- Brief: Print all the records exactly, please.

- Supplied material:
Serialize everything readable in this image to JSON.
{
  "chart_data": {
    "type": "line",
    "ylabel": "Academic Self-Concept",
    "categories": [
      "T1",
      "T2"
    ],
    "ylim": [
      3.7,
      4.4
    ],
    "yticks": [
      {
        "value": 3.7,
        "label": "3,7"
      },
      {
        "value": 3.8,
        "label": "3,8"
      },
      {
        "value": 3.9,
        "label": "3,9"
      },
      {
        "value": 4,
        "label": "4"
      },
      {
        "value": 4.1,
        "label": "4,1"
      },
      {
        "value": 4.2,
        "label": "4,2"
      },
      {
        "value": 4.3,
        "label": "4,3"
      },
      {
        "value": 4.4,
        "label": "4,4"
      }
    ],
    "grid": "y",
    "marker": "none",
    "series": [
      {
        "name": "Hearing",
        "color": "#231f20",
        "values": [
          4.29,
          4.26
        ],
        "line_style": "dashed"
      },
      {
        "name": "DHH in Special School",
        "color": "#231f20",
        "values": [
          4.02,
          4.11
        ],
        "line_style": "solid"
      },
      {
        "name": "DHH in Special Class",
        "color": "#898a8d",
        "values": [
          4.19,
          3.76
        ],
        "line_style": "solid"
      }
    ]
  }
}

- Result of this task:
Serialize everything readable in this image to JSON.
{
  "chart_data": {
    "type": "line",
    "ylabel": "Academic Self-Concept",
    "categories": [
      "T1",
      "T2"
    ],
    "ylim": [
      3.7,
      4.4
    ],
    "yticks": [
      {
        "value": 3.7,
        "label": "3,7"
      },
      {
        "value": 3.8,
        "label": "3,8"
      },
      {
        "value": 3.9,
        "label": "3,9"
      },
      {
        "value": 4,
        "label": "4"
      },
      {
        "value": 4.1,
        "label": "4,1"
      },
      {
        "value": 4.2,
        "label": "4,2"
      },
      {
        "value": 4.3,
        "label": "4,3"
      },
      {
        "value": 4.4,
        "label": "4,4"
      }
    ],
    "grid": "y",
    "marker": "none",
    "series": [
      {
        "name": "Hearing",
        "color": "#231f20",
        "values": [
          4.29,
          4.26
        ],
        "line_style": "dashed"
      },
      {
        "name": "DHH in Special School",
        "color": "#231f20",
        "values": [
          4.02,
          4.11
        ],
        "line_style": "solid"
      },
      {
        "name": "DHH in Special Class",
        "color": "#898a8d",
        "values": [
          4.19,
          3.76
        ],
        "line_style": "solid"
      }
    ]
  }
}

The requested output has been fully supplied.